Instructions to follow -> Each line in the entries below that holds the string "ruộng" is to be listed.

────────

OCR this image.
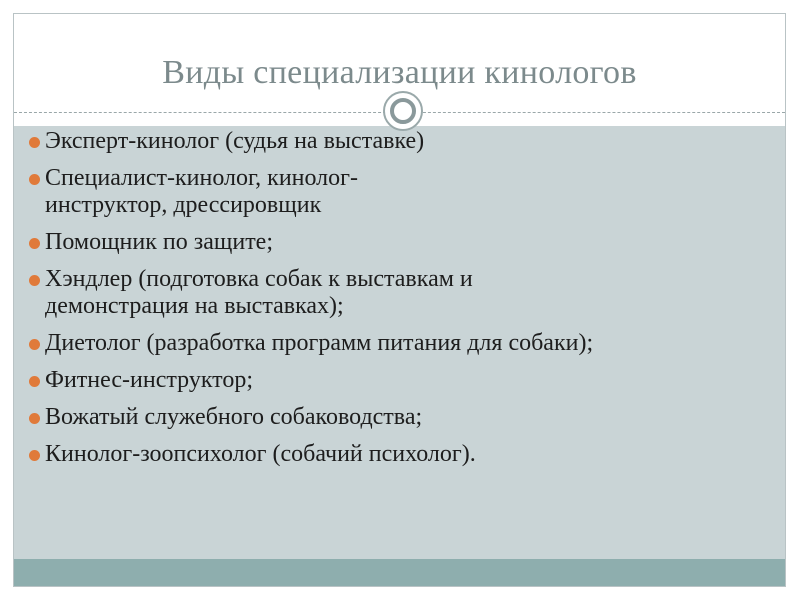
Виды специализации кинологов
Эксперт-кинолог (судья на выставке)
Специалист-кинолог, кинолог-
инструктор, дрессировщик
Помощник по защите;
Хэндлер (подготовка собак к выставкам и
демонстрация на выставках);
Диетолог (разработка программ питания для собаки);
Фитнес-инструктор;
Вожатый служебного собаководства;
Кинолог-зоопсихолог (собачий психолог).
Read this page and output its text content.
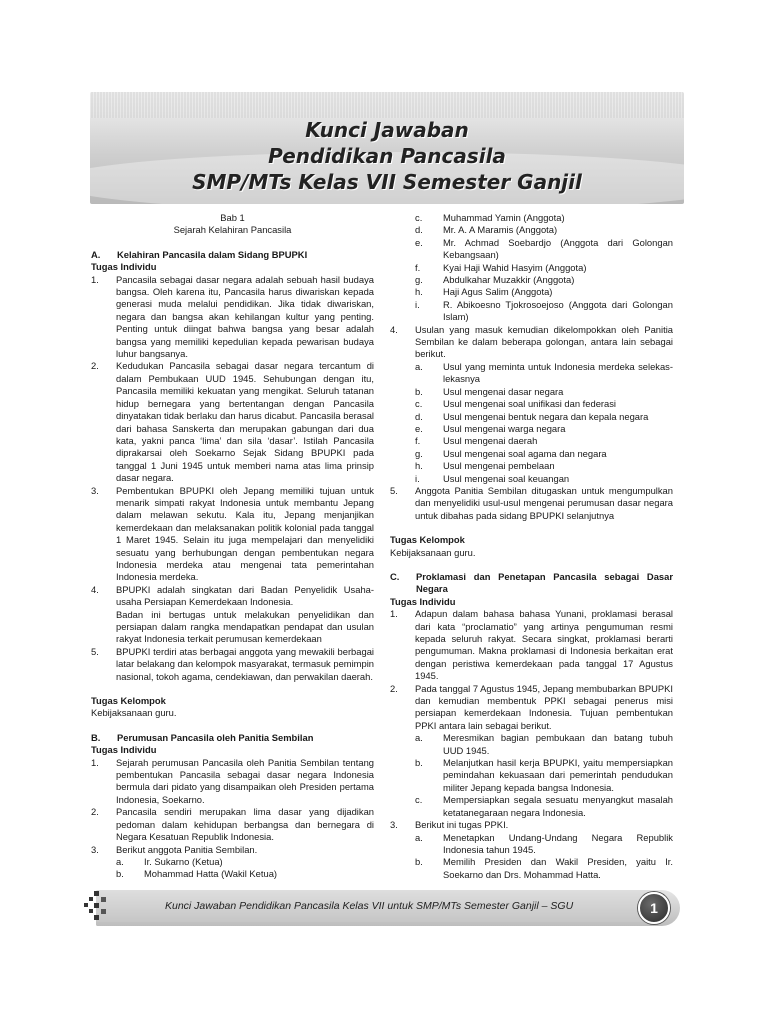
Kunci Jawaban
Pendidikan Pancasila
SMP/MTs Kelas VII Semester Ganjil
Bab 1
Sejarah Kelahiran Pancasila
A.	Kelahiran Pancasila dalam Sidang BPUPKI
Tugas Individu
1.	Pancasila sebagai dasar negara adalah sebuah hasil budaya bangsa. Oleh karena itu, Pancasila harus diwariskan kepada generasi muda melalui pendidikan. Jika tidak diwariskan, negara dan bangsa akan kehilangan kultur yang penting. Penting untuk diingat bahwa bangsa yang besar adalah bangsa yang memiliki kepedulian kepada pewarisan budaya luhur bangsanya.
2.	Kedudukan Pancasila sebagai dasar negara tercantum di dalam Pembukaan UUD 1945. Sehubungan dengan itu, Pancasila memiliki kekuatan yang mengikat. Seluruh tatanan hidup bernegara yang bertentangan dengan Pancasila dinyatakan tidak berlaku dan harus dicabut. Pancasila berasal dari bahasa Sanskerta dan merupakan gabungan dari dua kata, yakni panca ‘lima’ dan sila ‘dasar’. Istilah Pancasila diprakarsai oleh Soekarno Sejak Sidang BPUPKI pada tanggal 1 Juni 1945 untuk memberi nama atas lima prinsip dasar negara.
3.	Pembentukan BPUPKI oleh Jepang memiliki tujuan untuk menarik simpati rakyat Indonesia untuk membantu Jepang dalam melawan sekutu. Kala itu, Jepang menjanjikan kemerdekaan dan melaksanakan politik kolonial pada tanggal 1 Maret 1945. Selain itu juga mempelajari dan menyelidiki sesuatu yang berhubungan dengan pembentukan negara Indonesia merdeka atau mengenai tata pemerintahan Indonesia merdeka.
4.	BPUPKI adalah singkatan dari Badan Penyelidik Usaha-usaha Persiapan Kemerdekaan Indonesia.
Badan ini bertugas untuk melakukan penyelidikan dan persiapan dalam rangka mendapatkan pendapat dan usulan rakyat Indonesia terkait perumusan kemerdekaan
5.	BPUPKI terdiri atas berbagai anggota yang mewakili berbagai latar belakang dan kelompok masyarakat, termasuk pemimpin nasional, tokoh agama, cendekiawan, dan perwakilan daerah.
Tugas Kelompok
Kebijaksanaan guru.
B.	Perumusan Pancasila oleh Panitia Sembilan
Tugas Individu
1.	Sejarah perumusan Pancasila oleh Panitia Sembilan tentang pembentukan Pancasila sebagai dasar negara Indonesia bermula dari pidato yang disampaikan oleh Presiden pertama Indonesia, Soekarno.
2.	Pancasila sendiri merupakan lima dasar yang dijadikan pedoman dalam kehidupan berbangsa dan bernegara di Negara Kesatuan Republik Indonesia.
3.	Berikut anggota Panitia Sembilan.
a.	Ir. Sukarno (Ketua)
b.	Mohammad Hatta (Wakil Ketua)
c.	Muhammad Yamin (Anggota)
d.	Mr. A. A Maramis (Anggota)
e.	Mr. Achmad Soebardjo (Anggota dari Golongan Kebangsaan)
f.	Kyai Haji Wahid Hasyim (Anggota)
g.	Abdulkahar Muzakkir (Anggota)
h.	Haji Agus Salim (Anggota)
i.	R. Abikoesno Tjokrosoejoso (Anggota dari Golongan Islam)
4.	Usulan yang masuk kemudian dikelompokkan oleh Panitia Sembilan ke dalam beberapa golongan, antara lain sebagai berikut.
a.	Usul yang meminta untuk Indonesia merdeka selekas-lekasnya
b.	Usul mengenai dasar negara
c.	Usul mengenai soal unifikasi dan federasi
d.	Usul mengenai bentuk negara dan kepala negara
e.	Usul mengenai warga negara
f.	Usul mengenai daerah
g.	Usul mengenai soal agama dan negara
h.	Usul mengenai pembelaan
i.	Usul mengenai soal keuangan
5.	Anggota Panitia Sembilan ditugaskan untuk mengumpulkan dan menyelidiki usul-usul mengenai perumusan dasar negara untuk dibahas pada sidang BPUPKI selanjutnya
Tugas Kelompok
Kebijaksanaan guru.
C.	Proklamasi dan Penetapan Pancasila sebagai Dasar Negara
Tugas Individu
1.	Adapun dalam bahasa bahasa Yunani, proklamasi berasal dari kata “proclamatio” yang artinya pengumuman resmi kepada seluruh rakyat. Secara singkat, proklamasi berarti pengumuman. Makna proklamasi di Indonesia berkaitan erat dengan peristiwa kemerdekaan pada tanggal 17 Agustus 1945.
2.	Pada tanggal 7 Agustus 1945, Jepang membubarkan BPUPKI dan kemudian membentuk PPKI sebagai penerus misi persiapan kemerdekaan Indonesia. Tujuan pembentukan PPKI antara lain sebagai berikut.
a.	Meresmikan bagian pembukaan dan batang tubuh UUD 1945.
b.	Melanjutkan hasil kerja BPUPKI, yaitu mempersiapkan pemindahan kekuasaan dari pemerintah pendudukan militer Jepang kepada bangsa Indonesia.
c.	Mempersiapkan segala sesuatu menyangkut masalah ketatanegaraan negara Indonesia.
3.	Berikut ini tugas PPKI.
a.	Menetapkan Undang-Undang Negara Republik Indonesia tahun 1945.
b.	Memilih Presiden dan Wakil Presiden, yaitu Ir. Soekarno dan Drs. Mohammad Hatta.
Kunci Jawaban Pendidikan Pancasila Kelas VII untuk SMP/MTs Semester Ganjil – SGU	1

────────

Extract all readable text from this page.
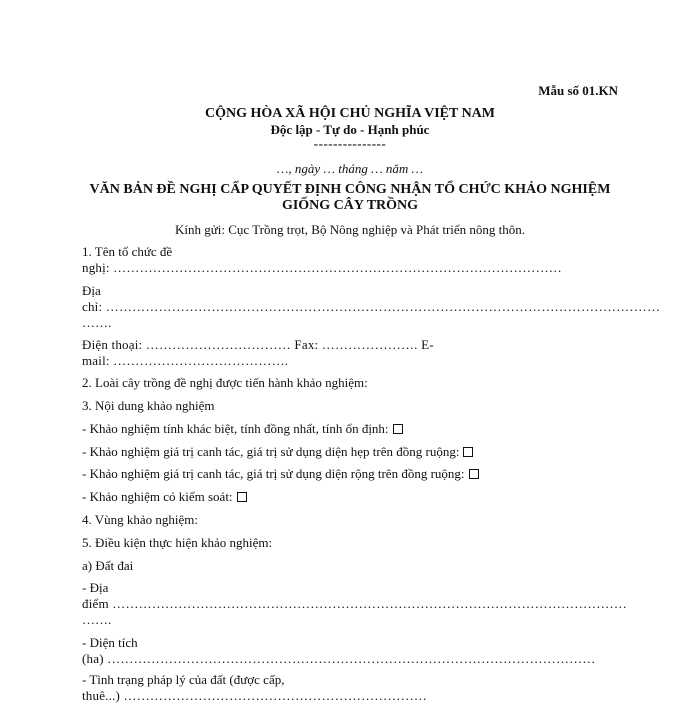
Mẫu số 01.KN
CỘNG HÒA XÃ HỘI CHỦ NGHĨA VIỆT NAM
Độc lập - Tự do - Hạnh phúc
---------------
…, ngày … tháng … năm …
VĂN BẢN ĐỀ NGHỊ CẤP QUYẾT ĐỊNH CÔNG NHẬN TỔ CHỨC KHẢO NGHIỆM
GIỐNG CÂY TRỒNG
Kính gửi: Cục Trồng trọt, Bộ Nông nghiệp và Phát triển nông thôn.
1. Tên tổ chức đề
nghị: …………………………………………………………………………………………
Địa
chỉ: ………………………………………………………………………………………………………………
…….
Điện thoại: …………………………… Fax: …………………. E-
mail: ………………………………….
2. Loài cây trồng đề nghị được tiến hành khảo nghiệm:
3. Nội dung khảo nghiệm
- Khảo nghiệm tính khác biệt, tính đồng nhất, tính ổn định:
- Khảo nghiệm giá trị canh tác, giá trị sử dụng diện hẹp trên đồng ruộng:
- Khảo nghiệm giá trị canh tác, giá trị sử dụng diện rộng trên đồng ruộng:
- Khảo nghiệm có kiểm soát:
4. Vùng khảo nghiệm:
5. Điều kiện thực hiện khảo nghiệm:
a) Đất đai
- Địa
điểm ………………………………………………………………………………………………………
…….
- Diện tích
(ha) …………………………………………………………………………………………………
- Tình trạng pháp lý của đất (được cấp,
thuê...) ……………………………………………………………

────────

Response for this exercise ->
- Khảo nghiệm giá trị canh tác, giá trị sử dụng diện hẹp trên đồng ruộng:
- Khảo nghiệm giá trị canh tác, giá trị sử dụng diện rộng trên đồng ruộng:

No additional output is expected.